**Transcript data for document pages:**
::::

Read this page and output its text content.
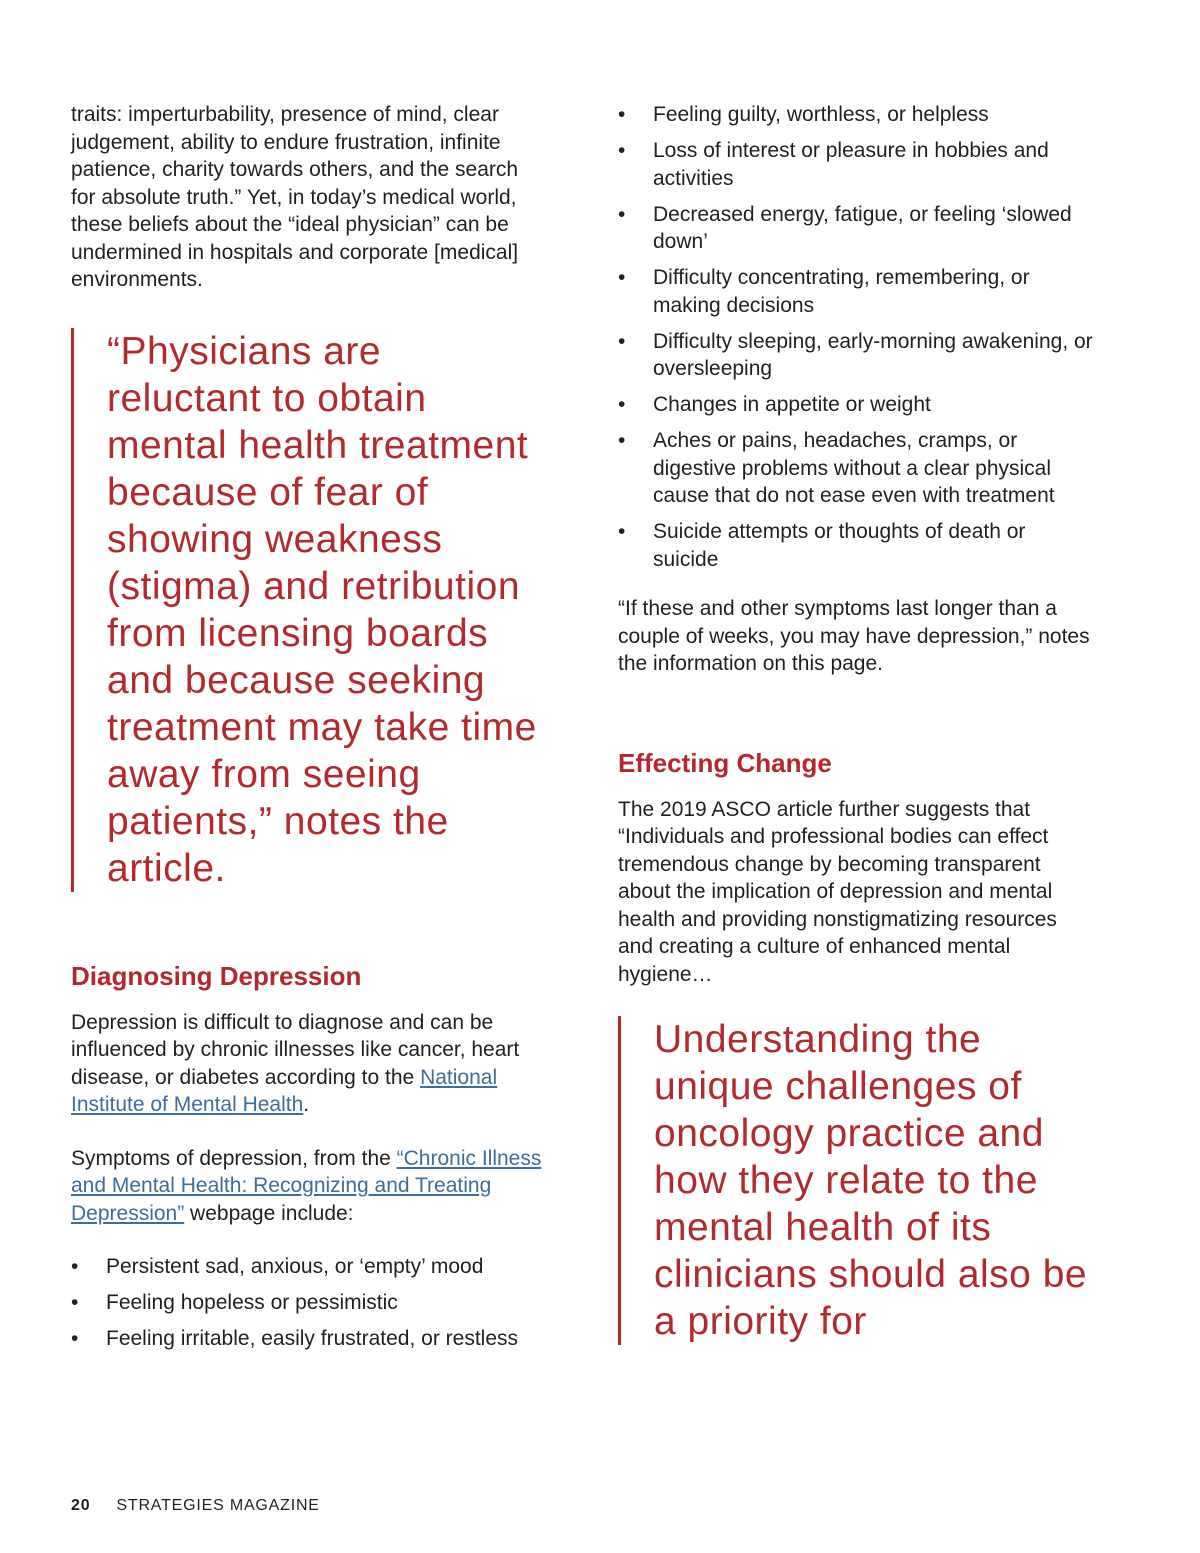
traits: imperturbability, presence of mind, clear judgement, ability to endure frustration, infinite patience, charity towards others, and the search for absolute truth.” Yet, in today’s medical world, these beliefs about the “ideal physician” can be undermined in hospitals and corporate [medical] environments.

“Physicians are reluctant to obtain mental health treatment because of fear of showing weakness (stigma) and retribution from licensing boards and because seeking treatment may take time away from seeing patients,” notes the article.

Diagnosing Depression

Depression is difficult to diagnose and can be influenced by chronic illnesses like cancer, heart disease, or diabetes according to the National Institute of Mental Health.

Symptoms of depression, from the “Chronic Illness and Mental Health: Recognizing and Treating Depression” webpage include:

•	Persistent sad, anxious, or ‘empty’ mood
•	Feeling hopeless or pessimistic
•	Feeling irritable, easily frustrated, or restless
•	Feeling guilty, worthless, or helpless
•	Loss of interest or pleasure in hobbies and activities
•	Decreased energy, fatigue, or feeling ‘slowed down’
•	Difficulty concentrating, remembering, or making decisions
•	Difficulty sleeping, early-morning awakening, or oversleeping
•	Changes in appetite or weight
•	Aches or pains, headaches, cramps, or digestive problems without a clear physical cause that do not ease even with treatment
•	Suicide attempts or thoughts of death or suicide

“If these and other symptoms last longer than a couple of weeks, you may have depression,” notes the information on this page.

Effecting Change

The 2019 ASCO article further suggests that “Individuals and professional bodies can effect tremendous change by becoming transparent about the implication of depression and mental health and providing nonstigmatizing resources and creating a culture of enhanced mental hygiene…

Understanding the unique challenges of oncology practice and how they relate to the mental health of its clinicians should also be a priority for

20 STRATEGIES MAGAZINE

::::

**Work request:** Print the entries above word for word, without pictures.

**Exercise answer:**
Read this page and output its text content.
traits: imperturbability, presence of mind, clear judgement, ability to endure frustration, infinite patience, charity towards others, and the search for absolute truth.” Yet, in today’s medical world, these beliefs about the “ideal physician” can be undermined in hospitals and corporate [medical] environments.

“Physicians are reluctant to obtain mental health treatment because of fear of showing weakness (stigma) and retribution from licensing boards and because seeking treatment may take time away from seeing patients,” notes the article.

Diagnosing Depression

Depression is difficult to diagnose and can be influenced by chronic illnesses like cancer, heart disease, or diabetes according to the National Institute of Mental Health.

Symptoms of depression, from the “Chronic Illness and Mental Health: Recognizing and Treating Depression” webpage include:

•	Persistent sad, anxious, or ‘empty’ mood
•	Feeling hopeless or pessimistic
•	Feeling irritable, easily frustrated, or restless
•	Feeling guilty, worthless, or helpless
•	Loss of interest or pleasure in hobbies and activities
•	Decreased energy, fatigue, or feeling ‘slowed down’
•	Difficulty concentrating, remembering, or making decisions
•	Difficulty sleeping, early-morning awakening, or oversleeping
•	Changes in appetite or weight
•	Aches or pains, headaches, cramps, or digestive problems without a clear physical cause that do not ease even with treatment
•	Suicide attempts or thoughts of death or suicide

“If these and other symptoms last longer than a couple of weeks, you may have depression,” notes the information on this page.

Effecting Change

The 2019 ASCO article further suggests that “Individuals and professional bodies can effect tremendous change by becoming transparent about the implication of depression and mental health and providing nonstigmatizing resources and creating a culture of enhanced mental hygiene…

Understanding the unique challenges of oncology practice and how they relate to the mental health of its clinicians should also be a priority for

20 STRATEGIES MAGAZINE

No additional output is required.